THE EXERCISE: Copy out every line in the entries below that includes "عقارب".

● ● ● ● ● ● ●

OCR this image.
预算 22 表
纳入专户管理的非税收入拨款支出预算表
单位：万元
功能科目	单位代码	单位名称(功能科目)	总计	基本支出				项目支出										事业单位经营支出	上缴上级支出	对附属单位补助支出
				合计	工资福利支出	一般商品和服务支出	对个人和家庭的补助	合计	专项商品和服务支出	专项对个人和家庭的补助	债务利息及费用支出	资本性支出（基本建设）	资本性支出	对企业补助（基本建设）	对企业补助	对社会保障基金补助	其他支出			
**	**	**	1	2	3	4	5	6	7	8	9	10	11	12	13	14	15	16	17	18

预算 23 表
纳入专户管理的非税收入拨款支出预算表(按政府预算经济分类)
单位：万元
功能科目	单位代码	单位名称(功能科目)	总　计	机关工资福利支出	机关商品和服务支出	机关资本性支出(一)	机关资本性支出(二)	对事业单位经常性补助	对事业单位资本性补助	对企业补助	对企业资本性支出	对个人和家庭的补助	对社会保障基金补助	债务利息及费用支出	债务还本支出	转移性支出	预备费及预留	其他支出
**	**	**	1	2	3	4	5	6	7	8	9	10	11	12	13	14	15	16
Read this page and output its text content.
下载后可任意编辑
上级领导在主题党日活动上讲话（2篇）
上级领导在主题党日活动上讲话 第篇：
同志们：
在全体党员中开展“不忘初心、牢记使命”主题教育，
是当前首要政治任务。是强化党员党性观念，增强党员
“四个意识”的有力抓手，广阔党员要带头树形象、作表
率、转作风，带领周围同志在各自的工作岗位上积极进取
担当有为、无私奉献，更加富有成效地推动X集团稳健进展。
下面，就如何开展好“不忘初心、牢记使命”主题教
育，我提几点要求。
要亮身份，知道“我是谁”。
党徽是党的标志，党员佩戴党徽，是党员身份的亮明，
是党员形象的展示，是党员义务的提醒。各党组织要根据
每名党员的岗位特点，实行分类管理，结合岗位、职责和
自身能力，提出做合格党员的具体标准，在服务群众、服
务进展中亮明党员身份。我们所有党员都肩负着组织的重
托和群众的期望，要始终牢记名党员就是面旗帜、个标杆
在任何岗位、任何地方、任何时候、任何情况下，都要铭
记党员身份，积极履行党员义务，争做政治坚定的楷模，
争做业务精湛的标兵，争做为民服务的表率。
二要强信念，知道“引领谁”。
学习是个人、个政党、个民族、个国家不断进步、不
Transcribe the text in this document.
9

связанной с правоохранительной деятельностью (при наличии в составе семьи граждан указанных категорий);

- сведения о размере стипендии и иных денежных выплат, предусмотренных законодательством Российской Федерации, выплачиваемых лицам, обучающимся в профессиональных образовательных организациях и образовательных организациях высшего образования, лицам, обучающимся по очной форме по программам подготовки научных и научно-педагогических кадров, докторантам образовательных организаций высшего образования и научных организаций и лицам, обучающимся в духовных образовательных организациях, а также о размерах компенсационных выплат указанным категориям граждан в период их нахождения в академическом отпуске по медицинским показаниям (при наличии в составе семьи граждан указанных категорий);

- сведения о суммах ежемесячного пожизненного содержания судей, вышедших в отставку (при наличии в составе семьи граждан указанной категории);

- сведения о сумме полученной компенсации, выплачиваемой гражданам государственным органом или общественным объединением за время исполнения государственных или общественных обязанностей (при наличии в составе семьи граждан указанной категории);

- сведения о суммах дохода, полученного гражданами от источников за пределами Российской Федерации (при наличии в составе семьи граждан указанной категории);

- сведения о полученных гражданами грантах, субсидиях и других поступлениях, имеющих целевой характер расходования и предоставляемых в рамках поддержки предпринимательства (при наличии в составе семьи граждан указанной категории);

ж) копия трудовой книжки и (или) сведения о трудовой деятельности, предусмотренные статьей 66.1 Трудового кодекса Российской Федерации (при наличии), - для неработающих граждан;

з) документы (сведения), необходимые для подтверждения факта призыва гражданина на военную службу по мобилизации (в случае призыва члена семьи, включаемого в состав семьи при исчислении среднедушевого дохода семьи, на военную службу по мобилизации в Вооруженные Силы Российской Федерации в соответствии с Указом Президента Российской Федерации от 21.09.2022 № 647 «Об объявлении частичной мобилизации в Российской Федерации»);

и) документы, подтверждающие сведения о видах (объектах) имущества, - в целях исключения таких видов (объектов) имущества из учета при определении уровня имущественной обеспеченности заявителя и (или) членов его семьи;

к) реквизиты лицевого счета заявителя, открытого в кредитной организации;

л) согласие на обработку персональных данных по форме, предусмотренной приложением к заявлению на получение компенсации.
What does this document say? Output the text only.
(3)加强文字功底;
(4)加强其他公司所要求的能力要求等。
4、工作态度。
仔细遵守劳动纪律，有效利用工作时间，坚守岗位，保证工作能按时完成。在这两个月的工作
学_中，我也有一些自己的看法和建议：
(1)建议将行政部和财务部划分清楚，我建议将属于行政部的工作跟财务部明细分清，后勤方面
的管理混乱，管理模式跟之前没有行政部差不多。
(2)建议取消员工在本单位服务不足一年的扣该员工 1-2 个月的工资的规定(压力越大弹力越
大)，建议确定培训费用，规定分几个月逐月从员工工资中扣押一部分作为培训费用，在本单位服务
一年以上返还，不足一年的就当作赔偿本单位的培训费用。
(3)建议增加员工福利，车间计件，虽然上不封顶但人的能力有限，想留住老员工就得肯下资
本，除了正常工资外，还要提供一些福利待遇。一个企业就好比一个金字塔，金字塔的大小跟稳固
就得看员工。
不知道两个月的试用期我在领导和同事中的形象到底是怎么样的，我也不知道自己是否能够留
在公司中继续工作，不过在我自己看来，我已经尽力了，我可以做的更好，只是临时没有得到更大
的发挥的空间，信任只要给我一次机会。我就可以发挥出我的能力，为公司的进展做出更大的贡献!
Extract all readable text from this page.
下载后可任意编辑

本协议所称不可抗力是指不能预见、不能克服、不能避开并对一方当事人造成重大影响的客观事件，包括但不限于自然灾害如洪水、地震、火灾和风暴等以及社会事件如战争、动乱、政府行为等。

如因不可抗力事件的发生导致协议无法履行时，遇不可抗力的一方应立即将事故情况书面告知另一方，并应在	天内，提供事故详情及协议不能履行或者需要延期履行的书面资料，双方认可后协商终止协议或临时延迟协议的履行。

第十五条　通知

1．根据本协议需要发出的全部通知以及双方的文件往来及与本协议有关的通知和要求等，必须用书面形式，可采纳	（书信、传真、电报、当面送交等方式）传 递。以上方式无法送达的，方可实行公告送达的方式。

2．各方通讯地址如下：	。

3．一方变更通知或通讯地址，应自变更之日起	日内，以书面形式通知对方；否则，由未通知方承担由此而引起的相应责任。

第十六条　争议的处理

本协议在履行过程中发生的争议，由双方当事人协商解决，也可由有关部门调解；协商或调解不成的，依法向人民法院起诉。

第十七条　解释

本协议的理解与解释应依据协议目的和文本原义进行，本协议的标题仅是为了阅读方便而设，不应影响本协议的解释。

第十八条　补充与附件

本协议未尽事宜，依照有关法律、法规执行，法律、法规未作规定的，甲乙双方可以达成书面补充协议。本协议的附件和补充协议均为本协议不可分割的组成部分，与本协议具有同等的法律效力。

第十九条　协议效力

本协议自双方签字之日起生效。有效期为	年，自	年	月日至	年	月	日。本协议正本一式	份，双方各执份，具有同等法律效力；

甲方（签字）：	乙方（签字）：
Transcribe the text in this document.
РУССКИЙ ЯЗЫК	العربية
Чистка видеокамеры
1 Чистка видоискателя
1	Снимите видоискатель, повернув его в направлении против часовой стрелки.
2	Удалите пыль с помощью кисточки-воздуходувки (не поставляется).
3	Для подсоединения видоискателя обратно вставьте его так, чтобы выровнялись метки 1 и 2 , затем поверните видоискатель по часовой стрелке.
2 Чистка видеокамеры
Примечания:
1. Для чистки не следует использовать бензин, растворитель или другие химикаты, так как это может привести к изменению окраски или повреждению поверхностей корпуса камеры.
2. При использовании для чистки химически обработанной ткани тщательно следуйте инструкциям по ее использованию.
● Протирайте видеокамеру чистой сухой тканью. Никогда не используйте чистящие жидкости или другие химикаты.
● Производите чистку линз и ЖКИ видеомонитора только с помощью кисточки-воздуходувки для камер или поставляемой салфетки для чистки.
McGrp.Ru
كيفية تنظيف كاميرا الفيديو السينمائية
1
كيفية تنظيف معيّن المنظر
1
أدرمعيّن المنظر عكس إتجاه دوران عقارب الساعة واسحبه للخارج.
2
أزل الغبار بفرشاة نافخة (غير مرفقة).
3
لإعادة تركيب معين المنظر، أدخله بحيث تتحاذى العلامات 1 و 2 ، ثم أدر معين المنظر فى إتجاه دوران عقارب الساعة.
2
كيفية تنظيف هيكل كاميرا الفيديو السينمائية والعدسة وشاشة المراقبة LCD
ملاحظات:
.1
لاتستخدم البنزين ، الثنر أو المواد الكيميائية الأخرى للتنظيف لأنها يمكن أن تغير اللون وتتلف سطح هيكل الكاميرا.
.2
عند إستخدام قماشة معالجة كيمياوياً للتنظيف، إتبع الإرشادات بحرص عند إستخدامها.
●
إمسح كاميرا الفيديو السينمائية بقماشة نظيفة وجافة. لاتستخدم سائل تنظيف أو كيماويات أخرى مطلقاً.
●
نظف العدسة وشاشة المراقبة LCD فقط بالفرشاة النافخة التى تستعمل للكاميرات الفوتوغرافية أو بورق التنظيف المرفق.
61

● ● ● ● ● ● ●

PROBLEM SOLUTION:
أدرمعيّن المنظر عكس إتجاه دوران عقارب الساعة واسحبه للخارج.
لإعادة تركيب معين المنظر، أدخله بحيث تتحاذى العلامات 1 و 2 ، ثم أدر معين المنظر فى إتجاه دوران عقارب الساعة.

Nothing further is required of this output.